_Aim of the exercise_
Lines containing the string "this" are to be collected in full.
====
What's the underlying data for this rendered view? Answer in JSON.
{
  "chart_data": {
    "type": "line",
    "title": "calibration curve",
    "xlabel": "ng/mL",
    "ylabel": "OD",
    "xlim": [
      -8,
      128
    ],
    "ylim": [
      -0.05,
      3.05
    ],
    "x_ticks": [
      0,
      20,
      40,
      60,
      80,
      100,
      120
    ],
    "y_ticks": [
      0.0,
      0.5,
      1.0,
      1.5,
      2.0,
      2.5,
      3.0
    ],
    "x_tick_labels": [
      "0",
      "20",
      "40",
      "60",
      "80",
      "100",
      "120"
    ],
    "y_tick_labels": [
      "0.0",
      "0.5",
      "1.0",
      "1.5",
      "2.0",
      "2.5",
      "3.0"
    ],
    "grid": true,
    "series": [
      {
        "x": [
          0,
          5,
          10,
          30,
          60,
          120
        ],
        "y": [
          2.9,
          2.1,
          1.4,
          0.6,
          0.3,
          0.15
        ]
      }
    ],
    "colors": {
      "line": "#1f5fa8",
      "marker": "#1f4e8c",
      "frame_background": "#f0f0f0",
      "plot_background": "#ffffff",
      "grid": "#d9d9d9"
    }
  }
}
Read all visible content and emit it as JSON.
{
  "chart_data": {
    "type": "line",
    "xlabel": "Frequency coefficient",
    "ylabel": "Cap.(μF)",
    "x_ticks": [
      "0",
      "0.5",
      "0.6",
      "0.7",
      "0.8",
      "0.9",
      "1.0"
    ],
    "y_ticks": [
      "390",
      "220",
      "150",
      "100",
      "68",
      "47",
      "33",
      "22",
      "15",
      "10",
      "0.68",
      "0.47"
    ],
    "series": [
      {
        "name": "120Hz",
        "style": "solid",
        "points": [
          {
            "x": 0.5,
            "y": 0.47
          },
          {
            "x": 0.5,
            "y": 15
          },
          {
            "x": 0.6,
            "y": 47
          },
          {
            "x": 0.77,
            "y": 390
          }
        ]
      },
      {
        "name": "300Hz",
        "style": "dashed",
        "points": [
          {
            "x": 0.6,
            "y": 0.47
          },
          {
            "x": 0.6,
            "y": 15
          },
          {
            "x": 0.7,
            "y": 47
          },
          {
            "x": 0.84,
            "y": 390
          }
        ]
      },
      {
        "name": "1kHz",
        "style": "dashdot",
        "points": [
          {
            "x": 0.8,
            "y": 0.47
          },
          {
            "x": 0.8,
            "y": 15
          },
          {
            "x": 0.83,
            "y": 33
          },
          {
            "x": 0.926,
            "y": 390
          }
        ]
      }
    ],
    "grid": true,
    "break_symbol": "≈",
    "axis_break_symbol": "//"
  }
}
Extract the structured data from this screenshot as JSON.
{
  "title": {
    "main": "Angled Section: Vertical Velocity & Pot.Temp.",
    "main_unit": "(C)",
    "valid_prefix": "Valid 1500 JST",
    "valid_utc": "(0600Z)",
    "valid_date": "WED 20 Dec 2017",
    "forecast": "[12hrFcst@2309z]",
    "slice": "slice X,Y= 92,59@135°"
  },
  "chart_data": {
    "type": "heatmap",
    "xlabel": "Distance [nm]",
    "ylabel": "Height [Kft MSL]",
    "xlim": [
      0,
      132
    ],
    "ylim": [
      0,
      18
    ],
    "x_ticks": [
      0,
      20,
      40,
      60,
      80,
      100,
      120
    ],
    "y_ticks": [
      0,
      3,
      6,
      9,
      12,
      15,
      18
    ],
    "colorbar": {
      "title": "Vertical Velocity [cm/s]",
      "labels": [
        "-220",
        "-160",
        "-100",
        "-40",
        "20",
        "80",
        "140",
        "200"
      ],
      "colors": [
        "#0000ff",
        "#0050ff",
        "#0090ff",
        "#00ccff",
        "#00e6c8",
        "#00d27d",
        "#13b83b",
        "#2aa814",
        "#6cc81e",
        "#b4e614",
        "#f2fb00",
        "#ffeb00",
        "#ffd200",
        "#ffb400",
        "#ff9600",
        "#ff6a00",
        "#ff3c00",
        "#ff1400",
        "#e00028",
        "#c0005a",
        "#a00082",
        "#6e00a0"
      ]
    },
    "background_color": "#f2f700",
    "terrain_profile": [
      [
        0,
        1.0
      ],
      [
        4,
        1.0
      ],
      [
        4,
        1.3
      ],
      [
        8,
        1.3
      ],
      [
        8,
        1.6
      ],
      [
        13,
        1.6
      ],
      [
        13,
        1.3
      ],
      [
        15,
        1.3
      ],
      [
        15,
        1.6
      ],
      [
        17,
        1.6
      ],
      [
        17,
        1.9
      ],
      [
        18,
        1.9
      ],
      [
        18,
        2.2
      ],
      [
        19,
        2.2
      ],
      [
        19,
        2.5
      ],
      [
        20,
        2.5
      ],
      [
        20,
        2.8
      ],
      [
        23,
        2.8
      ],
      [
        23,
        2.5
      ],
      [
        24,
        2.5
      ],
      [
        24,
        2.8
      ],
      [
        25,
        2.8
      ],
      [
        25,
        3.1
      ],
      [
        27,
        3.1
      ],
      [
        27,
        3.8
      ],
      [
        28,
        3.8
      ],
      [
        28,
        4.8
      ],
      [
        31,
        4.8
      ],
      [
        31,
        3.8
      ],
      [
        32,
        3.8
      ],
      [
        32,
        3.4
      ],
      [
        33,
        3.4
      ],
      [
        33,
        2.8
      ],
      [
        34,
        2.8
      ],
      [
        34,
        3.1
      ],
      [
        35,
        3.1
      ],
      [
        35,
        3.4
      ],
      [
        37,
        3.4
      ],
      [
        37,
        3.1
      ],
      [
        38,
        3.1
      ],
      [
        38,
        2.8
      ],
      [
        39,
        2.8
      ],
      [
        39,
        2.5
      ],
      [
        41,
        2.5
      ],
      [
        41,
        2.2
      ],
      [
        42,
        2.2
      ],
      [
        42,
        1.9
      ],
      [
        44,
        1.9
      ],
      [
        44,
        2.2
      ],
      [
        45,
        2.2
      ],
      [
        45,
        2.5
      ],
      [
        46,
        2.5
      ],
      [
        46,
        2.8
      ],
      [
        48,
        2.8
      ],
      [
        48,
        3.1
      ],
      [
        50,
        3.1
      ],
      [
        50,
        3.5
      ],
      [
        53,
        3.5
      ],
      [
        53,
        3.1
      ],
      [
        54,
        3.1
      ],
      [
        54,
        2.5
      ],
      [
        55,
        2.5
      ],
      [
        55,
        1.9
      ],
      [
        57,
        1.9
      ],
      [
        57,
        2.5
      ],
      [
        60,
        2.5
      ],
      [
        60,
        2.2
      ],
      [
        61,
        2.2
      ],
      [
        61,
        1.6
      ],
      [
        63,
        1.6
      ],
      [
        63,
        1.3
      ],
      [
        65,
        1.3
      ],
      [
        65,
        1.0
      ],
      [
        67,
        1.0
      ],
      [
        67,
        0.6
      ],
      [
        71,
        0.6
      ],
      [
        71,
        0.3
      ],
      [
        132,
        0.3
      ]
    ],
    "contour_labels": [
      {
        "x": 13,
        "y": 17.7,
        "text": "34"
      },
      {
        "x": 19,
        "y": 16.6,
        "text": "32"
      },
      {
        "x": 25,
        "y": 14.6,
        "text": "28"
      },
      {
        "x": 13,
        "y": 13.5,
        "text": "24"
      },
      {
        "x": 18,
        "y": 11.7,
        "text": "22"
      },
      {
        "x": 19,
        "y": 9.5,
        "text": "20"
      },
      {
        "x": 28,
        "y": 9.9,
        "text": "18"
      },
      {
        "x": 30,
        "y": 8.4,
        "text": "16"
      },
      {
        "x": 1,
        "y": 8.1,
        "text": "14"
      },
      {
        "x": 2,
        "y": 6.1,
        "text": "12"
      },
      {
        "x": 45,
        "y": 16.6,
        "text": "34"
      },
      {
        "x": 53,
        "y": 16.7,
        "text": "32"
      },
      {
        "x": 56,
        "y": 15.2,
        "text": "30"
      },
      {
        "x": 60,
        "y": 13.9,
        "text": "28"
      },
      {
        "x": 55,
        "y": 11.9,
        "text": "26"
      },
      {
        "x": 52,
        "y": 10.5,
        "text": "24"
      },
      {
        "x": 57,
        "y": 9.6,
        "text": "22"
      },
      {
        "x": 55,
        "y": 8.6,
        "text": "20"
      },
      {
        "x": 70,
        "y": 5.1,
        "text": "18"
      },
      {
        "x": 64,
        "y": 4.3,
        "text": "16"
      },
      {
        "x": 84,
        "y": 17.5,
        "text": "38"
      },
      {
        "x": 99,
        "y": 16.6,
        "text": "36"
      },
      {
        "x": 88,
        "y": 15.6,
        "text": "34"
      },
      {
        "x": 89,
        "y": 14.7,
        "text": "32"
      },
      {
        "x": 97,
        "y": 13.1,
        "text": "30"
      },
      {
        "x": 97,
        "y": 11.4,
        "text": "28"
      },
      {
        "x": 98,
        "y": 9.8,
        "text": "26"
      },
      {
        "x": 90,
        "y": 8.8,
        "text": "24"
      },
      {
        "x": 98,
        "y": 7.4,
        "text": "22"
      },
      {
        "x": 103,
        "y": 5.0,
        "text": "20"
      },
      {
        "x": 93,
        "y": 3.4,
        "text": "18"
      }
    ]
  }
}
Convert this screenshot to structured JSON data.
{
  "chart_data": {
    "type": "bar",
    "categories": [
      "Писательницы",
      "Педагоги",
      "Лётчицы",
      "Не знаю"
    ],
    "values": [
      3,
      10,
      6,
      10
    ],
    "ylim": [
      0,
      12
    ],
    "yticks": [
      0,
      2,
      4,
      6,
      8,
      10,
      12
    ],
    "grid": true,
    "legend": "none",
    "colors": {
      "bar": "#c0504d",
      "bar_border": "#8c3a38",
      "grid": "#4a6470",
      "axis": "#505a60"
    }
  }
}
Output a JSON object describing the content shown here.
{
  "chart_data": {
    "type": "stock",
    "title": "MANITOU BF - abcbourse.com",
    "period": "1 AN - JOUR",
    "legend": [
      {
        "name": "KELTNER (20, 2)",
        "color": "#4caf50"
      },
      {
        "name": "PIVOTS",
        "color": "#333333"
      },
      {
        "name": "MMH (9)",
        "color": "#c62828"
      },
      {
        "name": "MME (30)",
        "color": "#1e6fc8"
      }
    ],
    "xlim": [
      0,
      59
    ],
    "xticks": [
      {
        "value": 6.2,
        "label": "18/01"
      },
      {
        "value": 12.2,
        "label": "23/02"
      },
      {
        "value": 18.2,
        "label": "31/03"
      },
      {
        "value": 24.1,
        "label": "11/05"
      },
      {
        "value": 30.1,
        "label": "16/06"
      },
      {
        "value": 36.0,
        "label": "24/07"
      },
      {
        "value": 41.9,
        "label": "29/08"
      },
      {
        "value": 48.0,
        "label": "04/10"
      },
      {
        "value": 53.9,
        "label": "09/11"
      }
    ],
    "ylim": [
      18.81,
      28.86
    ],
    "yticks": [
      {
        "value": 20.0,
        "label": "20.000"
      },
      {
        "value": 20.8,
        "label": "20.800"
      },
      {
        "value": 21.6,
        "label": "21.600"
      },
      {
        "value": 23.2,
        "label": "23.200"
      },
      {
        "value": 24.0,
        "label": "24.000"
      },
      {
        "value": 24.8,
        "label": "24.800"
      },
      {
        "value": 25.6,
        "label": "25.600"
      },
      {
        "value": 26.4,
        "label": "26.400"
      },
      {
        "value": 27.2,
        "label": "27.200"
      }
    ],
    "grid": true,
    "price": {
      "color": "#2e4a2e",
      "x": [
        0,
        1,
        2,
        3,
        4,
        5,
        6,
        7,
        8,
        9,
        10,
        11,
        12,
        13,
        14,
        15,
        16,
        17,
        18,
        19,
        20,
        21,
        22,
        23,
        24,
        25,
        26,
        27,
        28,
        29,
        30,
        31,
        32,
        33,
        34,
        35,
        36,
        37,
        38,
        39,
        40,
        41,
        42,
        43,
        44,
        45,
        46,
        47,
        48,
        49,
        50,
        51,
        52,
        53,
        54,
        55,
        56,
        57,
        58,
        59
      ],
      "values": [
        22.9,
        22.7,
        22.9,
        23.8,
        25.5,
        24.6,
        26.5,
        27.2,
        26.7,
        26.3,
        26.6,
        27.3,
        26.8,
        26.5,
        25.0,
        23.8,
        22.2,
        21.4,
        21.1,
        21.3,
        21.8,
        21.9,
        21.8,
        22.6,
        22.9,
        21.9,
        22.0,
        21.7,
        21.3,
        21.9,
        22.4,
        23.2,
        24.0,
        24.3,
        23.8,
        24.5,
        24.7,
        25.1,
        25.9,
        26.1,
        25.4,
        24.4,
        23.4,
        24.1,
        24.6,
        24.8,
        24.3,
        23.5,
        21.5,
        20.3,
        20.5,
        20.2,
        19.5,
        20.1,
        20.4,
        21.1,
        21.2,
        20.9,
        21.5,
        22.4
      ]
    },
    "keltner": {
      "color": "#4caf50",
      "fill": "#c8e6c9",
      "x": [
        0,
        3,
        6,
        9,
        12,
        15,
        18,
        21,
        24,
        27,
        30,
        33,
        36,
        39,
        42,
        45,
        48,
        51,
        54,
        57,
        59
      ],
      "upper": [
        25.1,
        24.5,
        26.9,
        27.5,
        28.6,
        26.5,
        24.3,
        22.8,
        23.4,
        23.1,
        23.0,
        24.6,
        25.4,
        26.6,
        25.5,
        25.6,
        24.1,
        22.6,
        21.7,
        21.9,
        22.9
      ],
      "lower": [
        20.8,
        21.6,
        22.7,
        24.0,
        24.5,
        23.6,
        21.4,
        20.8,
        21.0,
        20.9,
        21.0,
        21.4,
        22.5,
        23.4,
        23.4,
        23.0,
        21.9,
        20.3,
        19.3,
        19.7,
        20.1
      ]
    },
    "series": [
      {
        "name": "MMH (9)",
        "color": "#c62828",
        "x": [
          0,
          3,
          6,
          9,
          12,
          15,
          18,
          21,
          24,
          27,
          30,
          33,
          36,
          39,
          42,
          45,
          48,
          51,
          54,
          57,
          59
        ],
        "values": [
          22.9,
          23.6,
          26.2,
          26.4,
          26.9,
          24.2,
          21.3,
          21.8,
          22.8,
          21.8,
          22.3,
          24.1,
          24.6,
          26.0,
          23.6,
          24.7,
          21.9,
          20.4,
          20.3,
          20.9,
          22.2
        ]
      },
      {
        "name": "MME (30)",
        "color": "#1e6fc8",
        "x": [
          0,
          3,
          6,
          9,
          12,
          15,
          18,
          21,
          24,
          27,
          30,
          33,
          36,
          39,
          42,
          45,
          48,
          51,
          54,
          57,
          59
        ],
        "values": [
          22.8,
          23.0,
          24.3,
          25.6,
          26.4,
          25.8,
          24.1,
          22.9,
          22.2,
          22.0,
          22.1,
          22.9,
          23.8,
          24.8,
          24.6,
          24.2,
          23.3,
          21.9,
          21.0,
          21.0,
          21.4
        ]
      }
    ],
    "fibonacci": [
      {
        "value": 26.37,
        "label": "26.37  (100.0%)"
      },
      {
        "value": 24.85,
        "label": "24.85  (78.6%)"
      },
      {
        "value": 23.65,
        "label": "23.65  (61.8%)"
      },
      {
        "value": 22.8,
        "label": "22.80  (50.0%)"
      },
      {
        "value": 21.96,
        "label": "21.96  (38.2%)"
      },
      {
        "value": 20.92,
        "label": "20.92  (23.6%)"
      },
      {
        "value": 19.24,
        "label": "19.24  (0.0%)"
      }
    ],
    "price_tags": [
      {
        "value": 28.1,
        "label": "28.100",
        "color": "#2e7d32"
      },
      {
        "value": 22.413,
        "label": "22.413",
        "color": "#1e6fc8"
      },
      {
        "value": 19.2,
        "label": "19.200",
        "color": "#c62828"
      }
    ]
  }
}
====
_Written answer_
What's the underlying data for this rendered view? Answer in JSON.
Extract the structured data from this screenshot as JSON.
Convert this screenshot to structured JSON data.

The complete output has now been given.